→ **Task directions**:
Check the listing below for lines that hold "selected". How many are there? Please give only the number.
** START OF Records for processing **
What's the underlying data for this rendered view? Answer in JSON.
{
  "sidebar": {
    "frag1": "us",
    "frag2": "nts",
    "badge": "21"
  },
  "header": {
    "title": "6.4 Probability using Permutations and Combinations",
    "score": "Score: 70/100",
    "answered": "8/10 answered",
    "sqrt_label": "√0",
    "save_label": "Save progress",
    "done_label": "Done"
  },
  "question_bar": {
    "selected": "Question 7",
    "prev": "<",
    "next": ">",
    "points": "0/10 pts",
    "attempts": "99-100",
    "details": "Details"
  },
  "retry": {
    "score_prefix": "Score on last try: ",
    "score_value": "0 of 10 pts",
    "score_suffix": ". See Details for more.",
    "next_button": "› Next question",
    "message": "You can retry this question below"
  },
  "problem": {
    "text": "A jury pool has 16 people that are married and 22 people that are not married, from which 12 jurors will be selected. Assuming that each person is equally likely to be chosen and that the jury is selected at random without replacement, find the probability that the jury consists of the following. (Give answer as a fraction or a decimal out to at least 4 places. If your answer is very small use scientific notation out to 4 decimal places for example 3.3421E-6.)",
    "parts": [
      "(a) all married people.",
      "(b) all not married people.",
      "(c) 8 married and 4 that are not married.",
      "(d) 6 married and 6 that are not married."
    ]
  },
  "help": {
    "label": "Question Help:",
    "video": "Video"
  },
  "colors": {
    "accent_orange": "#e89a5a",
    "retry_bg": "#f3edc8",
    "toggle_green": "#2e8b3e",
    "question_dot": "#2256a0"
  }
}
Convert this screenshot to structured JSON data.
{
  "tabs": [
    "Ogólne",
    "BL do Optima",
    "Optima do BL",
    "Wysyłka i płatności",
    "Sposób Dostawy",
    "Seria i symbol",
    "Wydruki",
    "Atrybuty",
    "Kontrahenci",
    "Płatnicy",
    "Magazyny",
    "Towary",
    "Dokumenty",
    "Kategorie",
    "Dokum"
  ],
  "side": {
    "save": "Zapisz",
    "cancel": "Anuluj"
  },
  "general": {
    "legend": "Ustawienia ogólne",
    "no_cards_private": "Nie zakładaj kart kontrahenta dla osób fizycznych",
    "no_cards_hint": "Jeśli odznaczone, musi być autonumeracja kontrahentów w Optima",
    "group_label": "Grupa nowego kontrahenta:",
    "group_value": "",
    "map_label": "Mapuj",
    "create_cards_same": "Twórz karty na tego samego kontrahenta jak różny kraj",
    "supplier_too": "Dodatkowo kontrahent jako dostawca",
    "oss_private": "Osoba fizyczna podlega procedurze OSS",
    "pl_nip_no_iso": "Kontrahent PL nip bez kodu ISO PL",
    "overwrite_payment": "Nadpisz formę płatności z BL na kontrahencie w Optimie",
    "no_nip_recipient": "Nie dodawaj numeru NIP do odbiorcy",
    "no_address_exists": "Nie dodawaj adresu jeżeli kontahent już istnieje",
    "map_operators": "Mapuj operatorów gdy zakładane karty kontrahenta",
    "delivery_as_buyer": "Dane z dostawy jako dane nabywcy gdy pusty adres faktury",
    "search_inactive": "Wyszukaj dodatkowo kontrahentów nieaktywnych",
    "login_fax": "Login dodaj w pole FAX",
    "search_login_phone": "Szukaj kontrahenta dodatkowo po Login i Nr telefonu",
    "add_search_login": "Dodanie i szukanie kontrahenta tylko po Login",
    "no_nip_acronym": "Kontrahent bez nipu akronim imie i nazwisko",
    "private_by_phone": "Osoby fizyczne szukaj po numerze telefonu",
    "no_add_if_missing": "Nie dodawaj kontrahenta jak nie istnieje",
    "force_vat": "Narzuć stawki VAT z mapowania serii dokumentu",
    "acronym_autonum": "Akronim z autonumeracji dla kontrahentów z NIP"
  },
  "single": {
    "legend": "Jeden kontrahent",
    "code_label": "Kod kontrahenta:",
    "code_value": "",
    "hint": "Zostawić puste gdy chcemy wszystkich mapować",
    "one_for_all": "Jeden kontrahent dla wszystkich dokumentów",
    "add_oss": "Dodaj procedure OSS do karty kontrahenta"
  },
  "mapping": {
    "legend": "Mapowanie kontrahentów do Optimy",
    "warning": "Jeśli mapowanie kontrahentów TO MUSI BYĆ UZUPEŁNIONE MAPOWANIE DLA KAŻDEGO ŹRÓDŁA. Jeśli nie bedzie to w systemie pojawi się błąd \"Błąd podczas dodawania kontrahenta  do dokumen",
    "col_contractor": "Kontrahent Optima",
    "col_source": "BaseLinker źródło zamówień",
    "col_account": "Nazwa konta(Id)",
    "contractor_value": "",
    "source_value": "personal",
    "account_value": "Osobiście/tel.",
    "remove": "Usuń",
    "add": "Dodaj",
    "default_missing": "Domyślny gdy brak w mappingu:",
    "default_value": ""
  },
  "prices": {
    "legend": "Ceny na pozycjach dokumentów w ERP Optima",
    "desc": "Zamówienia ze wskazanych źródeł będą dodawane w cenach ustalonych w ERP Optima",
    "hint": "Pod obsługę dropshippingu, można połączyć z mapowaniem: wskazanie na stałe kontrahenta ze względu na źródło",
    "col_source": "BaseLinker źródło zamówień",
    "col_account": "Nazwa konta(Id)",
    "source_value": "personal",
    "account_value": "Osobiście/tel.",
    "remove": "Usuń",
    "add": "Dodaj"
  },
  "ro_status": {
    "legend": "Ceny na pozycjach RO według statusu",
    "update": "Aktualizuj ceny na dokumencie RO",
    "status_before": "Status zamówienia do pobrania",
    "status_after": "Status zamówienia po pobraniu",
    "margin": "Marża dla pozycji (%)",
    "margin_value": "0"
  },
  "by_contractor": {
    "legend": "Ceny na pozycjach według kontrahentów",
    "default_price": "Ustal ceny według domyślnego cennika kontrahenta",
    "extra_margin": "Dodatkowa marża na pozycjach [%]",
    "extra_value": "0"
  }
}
** END OF Records for processing **
** START OF Records for processing **
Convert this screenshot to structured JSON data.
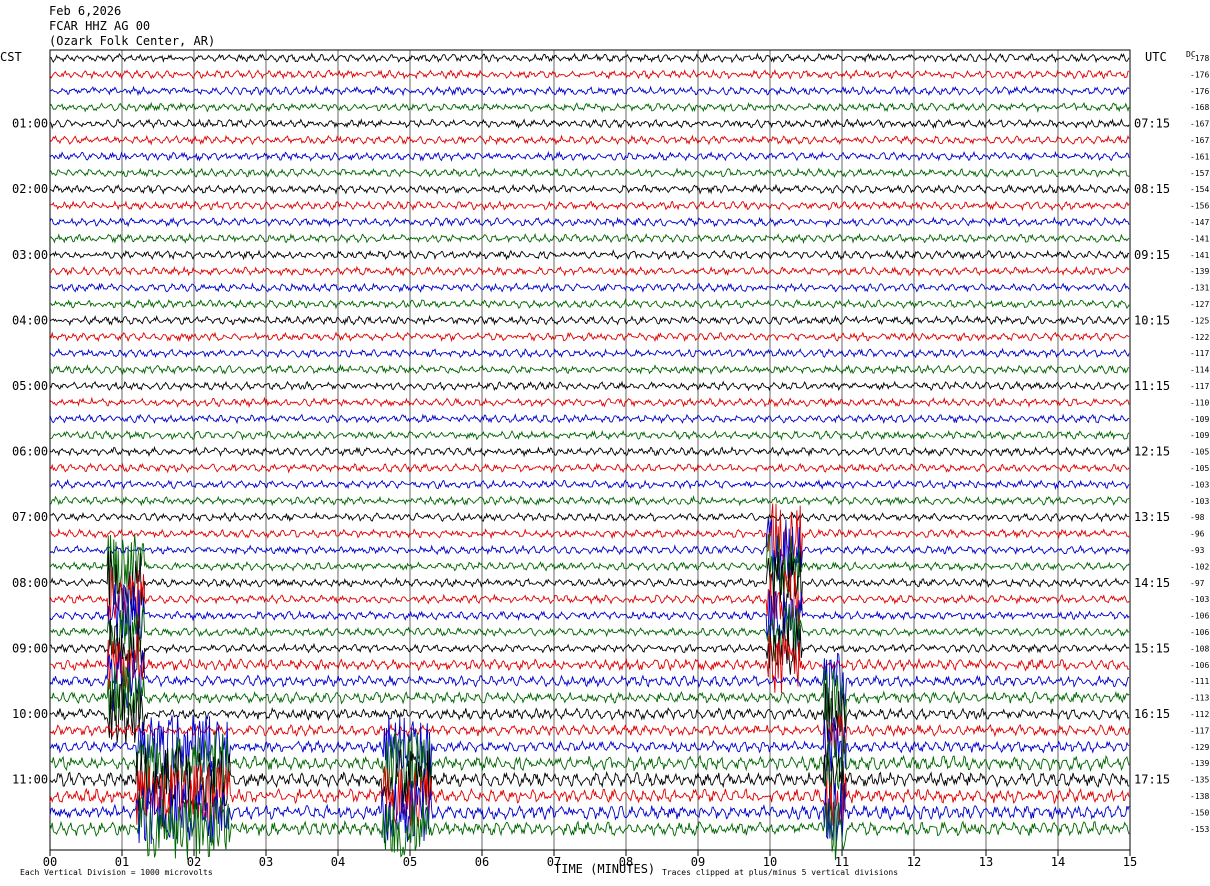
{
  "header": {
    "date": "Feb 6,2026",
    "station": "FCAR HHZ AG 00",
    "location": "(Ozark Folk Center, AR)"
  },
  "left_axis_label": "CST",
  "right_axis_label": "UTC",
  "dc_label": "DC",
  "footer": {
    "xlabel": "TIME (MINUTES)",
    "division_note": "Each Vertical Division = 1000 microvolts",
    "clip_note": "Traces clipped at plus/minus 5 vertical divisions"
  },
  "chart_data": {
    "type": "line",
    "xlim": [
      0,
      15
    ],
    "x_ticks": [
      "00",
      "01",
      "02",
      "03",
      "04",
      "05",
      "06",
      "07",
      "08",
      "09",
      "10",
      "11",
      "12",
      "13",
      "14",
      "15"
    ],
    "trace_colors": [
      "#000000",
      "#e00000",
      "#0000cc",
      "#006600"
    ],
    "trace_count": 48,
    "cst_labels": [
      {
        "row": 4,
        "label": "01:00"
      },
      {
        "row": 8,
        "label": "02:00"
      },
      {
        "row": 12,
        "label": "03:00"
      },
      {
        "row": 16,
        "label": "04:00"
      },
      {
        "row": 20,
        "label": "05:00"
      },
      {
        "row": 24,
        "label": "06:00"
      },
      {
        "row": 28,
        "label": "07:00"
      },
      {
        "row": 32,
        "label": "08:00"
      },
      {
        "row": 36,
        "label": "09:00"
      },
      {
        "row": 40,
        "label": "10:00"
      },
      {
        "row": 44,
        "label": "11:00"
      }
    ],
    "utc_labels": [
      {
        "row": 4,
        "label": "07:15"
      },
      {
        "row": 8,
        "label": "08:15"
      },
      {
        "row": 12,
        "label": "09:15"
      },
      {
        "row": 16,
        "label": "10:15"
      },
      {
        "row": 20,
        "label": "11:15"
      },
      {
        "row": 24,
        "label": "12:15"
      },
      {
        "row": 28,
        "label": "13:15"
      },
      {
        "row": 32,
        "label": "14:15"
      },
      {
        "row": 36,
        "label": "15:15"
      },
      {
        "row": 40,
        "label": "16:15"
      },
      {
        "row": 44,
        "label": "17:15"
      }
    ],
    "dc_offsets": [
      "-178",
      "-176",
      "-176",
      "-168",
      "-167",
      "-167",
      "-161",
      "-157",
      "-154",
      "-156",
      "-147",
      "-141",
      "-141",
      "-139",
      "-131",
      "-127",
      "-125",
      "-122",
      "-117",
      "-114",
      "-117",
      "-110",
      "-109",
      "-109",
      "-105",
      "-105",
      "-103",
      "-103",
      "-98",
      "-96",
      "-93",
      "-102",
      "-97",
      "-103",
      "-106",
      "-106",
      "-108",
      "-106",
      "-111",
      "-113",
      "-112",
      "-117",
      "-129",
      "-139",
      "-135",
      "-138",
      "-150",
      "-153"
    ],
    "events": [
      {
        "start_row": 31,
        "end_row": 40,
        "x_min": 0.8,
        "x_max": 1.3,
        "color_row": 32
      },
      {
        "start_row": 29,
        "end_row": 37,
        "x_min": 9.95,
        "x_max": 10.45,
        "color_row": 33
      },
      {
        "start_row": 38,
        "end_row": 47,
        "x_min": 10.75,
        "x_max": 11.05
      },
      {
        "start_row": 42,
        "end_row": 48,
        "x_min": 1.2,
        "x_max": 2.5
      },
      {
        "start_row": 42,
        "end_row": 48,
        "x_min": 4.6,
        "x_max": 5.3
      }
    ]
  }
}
** END OF Records for processing **
→ **Written solution**:
2